Given instruction: Write out every line of the material as it stands, apart from the pictures.

* START Data section *

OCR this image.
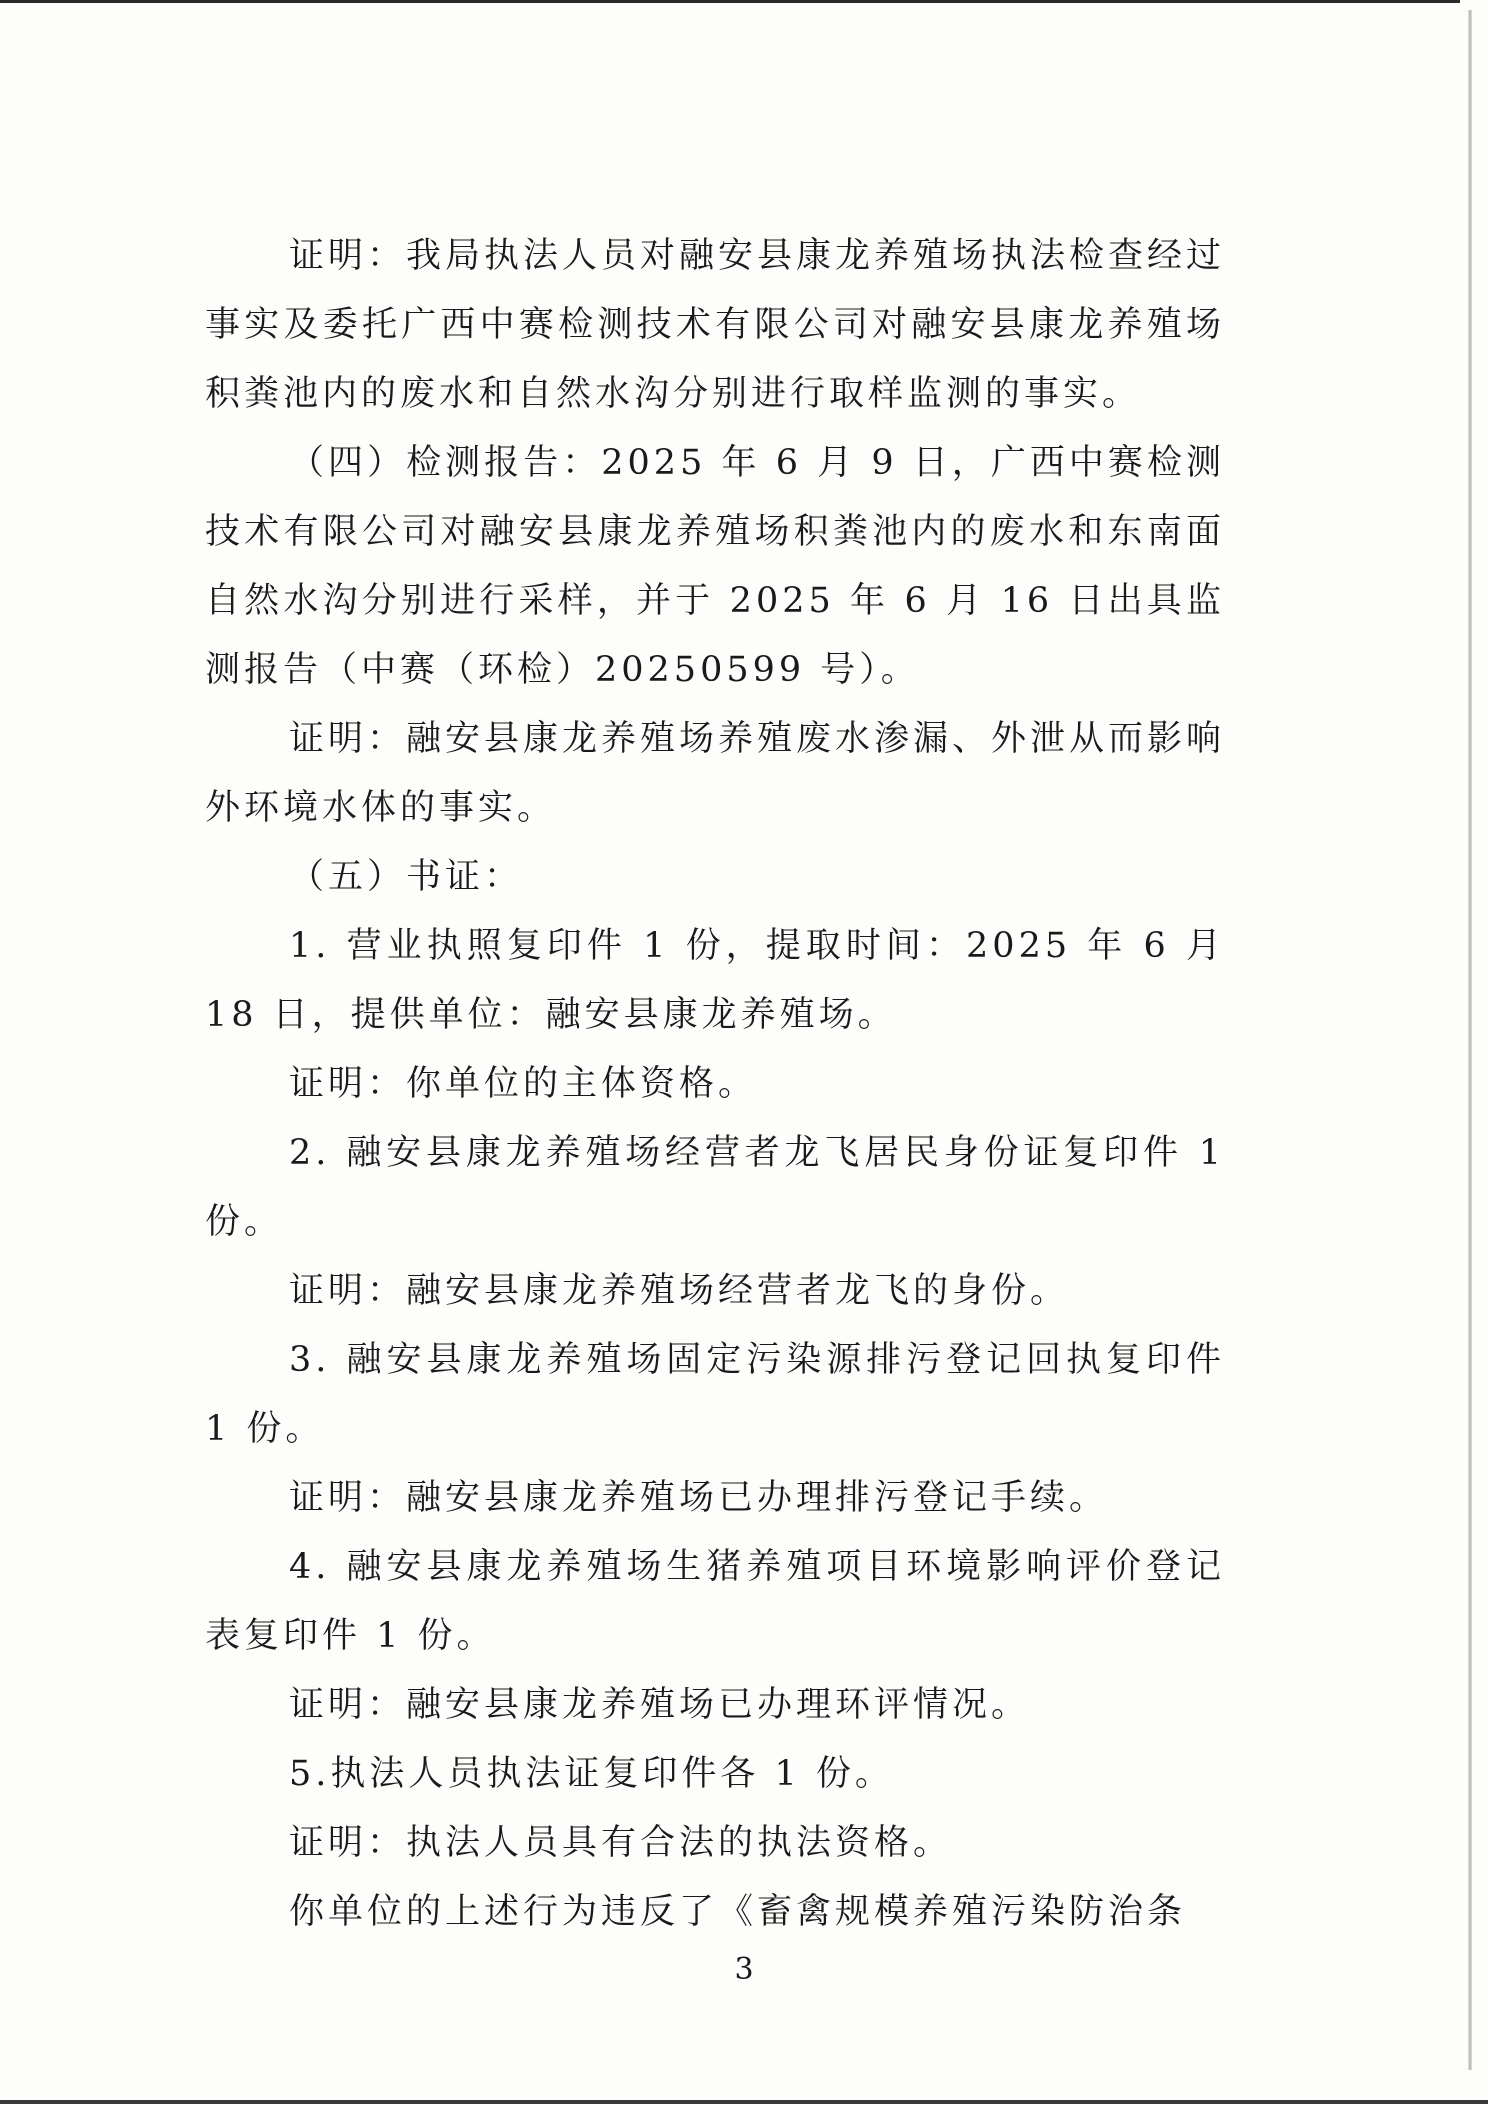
证明：我局执法人员对融安县康龙养殖场执法检查经过事实及委托广西中赛检测技术有限公司对融安县康龙养殖场积粪池内的废水和自然水沟分别进行取样监测的事实。

（四）检测报告：2025 年 6 月 9 日，广西中赛检测技术有限公司对融安县康龙养殖场积粪池内的废水和东南面自然水沟分别进行采样，并于 2025 年 6 月 16 日出具监测报告（中赛（环检）20250599 号）。

证明：融安县康龙养殖场养殖废水渗漏、外泄从而影响外环境水体的事实。

（五）书证：

1. 营业执照复印件 1 份，提取时间：2025 年 6 月 18 日，提供单位：融安县康龙养殖场。

证明：你单位的主体资格。

2. 融安县康龙养殖场经营者龙飞居民身份证复印件 1 份。

证明：融安县康龙养殖场经营者龙飞的身份。

3. 融安县康龙养殖场固定污染源排污登记回执复印件 1 份。

证明：融安县康龙养殖场已办理排污登记手续。

4. 融安县康龙养殖场生猪养殖项目环境影响评价登记表复印件 1 份。

证明：融安县康龙养殖场已办理环评情况。

5.执法人员执法证复印件各 1 份。

证明：执法人员具有合法的执法资格。

你单位的上述行为违反了《畜禽规模养殖污染防治条

3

* END Data section *

Answer to this exercise:
OCR this image.
证明：我局执法人员对融安县康龙养殖场执法检查经过事实及委托广西中赛检测技术有限公司对融安县康龙养殖场积粪池内的废水和自然水沟分别进行取样监测的事实。

（四）检测报告：2025 年 6 月 9 日，广西中赛检测技术有限公司对融安县康龙养殖场积粪池内的废水和东南面自然水沟分别进行采样，并于 2025 年 6 月 16 日出具监测报告（中赛（环检）20250599 号）。

证明：融安县康龙养殖场养殖废水渗漏、外泄从而影响外环境水体的事实。

（五）书证：

1. 营业执照复印件 1 份，提取时间：2025 年 6 月 18 日，提供单位：融安县康龙养殖场。

证明：你单位的主体资格。

2. 融安县康龙养殖场经营者龙飞居民身份证复印件 1 份。

证明：融安县康龙养殖场经营者龙飞的身份。

3. 融安县康龙养殖场固定污染源排污登记回执复印件 1 份。

证明：融安县康龙养殖场已办理排污登记手续。

4. 融安县康龙养殖场生猪养殖项目环境影响评价登记表复印件 1 份。

证明：融安县康龙养殖场已办理环评情况。

5.执法人员执法证复印件各 1 份。

证明：执法人员具有合法的执法资格。

你单位的上述行为违反了《畜禽规模养殖污染防治条

3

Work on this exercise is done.